(LISTED RECORDS)
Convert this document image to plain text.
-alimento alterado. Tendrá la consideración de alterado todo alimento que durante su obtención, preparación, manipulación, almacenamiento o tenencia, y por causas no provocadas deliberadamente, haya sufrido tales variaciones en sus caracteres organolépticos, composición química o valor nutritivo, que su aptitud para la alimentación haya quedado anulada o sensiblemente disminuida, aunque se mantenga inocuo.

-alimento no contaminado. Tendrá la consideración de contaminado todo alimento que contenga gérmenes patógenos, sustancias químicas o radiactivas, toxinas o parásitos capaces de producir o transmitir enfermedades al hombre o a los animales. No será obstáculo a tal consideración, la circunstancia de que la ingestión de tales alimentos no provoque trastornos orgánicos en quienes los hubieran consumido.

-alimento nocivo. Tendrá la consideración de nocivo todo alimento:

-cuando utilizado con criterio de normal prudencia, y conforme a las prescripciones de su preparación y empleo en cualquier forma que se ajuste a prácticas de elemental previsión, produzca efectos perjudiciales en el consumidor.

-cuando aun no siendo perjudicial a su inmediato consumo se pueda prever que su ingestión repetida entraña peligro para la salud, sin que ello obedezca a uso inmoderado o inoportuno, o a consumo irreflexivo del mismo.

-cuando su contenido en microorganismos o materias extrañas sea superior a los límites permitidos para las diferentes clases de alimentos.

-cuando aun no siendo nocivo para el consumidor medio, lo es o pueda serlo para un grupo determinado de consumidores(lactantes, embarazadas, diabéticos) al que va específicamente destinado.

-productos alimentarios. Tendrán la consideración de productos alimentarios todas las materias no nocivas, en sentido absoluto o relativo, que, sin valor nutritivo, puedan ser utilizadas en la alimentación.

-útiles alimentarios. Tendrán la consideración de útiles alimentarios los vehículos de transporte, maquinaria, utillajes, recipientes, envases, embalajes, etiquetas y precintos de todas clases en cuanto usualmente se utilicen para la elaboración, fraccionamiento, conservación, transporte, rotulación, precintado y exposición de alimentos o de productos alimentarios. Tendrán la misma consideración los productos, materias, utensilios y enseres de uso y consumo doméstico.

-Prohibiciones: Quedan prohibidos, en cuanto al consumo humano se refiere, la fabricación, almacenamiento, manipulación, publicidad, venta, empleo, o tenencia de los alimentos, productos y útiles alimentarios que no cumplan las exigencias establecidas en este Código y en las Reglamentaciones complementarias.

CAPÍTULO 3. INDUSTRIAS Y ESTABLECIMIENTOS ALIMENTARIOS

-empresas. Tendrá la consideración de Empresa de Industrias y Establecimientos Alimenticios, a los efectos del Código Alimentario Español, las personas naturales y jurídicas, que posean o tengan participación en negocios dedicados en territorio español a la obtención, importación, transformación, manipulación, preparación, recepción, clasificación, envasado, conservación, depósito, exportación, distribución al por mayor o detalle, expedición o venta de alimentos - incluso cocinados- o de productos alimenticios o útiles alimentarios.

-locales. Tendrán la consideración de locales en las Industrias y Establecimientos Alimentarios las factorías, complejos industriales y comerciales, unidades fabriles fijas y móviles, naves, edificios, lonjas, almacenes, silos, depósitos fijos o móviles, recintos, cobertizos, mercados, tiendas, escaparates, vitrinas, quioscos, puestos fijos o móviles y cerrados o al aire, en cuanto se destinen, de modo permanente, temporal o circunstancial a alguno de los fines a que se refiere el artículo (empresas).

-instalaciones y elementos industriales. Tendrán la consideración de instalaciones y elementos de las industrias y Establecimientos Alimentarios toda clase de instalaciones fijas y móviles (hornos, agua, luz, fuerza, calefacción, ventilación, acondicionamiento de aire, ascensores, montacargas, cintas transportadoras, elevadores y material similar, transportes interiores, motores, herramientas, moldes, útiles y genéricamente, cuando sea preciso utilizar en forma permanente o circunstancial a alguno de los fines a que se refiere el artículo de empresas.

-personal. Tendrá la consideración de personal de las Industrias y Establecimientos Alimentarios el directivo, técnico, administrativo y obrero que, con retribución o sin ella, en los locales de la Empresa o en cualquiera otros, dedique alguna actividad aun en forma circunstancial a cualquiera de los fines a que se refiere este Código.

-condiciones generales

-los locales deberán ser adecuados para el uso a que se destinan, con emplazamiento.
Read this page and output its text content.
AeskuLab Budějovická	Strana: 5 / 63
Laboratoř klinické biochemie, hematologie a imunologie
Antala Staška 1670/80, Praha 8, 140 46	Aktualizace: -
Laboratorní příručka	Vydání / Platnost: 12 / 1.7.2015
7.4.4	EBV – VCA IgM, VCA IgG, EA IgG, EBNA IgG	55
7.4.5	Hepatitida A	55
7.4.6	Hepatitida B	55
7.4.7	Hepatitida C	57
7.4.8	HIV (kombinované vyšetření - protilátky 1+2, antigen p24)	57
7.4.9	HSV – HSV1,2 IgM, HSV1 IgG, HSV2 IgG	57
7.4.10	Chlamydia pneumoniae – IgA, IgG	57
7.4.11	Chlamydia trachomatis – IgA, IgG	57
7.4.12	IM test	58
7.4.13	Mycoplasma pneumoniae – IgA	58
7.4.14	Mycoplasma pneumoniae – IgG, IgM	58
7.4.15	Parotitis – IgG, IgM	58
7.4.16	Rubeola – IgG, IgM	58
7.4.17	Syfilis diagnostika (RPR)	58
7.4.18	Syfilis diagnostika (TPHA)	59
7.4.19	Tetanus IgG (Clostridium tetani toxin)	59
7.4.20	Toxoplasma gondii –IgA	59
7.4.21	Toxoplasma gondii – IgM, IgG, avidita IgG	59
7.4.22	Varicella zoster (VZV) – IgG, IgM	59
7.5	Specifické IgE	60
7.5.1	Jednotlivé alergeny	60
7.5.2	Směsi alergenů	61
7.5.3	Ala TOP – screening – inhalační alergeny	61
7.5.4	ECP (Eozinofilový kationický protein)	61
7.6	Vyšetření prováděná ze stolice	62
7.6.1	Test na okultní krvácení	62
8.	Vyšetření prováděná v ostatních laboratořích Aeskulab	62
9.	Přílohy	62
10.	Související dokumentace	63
(End LISTED RECORDS)
● **GOAL OF THE EXERCISE**:
With "fijas" as the string to match, show every line of the entries above that has it.

● **SOLUTION**:
-locales. Tendrán la consideración de locales en las Industrias y Establecimientos Alimentarios las factorías, complejos industriales y comerciales, unidades fabriles fijas y móviles, naves, edificios, lonjas, almacenes, silos, depósitos fijos o móviles, recintos, cobertizos, mercados, tiendas, escaparates, vitrinas, quioscos, puestos fijos o móviles y cerrados o al aire, en cuanto se destinen, de modo permanente, temporal o circunstancial a alguno de los fines a que se refiere el artículo (empresas).
-instalaciones y elementos industriales. Tendrán la consideración de instalaciones y elementos de las industrias y Establecimientos Alimentarios toda clase de instalaciones fijas y móviles (hornos, agua, luz, fuerza, calefacción, ventilación, acondicionamiento de aire, ascensores, montacargas, cintas transportadoras, elevadores y material similar, transportes interiores, motores, herramientas, moldes, útiles y genéricamente, cuando sea preciso utilizar en forma permanente o circunstancial a alguno de los fines a que se refiere el artículo de empresas.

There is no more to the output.